» Goal: Find the lines of data that contain the string "image", then list them.

» Raw records:
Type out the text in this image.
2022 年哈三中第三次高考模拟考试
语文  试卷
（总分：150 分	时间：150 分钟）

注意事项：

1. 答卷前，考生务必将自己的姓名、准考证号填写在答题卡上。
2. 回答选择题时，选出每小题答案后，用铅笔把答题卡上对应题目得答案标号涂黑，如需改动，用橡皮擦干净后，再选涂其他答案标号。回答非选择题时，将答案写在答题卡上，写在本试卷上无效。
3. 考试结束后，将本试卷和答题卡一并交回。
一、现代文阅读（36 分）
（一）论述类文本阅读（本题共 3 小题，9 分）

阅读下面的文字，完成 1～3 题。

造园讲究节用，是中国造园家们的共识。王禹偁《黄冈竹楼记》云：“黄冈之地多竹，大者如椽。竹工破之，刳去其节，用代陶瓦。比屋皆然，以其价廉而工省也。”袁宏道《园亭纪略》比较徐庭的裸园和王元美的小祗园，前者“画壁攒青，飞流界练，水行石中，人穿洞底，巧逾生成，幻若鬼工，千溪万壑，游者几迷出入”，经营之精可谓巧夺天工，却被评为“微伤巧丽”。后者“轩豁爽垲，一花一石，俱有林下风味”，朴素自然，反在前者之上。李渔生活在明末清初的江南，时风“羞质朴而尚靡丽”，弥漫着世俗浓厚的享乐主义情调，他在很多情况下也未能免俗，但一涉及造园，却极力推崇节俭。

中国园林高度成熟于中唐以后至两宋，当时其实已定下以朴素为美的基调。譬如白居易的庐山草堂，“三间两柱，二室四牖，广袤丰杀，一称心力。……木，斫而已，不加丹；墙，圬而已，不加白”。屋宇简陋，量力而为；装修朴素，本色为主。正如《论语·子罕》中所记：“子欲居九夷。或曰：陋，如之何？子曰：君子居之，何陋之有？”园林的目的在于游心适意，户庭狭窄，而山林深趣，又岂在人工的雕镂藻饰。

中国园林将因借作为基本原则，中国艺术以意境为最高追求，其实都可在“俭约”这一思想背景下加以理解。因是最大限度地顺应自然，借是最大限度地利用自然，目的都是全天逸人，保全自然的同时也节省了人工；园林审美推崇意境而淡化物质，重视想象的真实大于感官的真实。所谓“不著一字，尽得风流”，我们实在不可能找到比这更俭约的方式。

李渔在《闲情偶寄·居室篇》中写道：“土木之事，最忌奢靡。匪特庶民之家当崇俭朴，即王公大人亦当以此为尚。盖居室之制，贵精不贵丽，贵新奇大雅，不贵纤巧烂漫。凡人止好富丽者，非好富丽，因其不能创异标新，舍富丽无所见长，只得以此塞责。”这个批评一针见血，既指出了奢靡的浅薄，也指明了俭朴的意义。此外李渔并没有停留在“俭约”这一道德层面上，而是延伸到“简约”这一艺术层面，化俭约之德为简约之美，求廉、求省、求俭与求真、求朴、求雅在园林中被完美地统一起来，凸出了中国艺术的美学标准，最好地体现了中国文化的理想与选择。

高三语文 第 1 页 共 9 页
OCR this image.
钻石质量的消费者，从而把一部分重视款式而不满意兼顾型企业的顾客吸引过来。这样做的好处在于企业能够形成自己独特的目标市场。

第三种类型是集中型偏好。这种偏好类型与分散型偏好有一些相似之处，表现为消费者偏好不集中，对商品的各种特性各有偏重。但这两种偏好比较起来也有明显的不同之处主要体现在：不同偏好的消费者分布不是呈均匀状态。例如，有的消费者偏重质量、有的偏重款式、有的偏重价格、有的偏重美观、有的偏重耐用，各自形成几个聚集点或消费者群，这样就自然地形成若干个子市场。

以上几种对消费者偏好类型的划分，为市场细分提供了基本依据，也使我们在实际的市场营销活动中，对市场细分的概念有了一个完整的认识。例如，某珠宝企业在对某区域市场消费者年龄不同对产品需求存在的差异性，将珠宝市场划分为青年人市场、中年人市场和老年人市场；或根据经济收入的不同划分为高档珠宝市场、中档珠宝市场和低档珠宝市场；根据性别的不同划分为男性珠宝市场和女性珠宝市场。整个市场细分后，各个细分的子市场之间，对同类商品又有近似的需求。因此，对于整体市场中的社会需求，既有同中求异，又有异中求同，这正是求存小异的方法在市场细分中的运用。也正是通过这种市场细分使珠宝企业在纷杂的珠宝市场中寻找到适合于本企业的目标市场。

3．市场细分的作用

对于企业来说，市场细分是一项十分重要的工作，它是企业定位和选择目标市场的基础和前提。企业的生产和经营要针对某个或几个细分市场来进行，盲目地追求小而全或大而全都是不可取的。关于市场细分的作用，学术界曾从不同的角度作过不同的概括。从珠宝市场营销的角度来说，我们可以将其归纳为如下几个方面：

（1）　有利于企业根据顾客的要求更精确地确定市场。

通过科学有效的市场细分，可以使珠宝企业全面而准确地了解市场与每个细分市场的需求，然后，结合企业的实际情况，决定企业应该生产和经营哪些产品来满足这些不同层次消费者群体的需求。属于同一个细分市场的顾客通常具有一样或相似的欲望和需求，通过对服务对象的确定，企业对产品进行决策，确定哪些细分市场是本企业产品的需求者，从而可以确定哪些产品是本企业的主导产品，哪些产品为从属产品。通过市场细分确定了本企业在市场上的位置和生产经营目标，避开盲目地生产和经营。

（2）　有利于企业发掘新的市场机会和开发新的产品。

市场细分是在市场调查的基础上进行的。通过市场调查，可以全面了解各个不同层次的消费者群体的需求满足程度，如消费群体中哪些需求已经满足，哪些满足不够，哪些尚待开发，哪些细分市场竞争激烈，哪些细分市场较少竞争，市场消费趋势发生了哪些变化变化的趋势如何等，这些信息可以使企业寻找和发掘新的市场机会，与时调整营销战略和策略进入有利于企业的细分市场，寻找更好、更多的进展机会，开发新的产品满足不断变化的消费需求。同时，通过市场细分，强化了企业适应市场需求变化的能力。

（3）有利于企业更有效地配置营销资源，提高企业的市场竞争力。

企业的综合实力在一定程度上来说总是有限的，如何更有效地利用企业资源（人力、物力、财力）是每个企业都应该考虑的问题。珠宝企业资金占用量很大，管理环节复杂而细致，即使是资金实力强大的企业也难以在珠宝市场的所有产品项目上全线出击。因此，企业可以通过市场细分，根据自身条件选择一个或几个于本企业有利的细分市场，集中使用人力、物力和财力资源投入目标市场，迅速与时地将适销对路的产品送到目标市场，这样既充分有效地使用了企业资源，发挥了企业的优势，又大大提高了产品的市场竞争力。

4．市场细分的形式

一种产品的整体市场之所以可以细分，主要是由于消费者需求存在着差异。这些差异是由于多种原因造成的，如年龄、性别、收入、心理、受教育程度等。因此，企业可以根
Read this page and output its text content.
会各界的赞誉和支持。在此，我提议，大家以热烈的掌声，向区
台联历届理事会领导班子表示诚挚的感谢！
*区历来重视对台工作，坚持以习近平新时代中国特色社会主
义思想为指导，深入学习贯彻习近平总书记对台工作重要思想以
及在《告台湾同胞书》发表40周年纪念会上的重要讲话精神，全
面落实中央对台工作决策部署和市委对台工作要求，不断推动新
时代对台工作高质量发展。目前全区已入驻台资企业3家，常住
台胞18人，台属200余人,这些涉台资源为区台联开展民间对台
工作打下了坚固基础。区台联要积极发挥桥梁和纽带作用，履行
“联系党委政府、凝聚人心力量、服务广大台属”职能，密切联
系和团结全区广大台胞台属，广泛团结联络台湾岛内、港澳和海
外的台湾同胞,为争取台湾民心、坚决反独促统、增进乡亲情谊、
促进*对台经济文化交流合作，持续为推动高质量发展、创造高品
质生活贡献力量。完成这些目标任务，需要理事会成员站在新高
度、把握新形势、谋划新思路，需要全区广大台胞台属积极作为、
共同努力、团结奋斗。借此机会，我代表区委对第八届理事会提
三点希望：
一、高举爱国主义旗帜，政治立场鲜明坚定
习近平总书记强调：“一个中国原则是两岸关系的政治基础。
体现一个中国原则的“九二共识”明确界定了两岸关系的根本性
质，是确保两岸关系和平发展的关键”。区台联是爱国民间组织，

» Result of this task:
Type out the text in this image.
OCR this image.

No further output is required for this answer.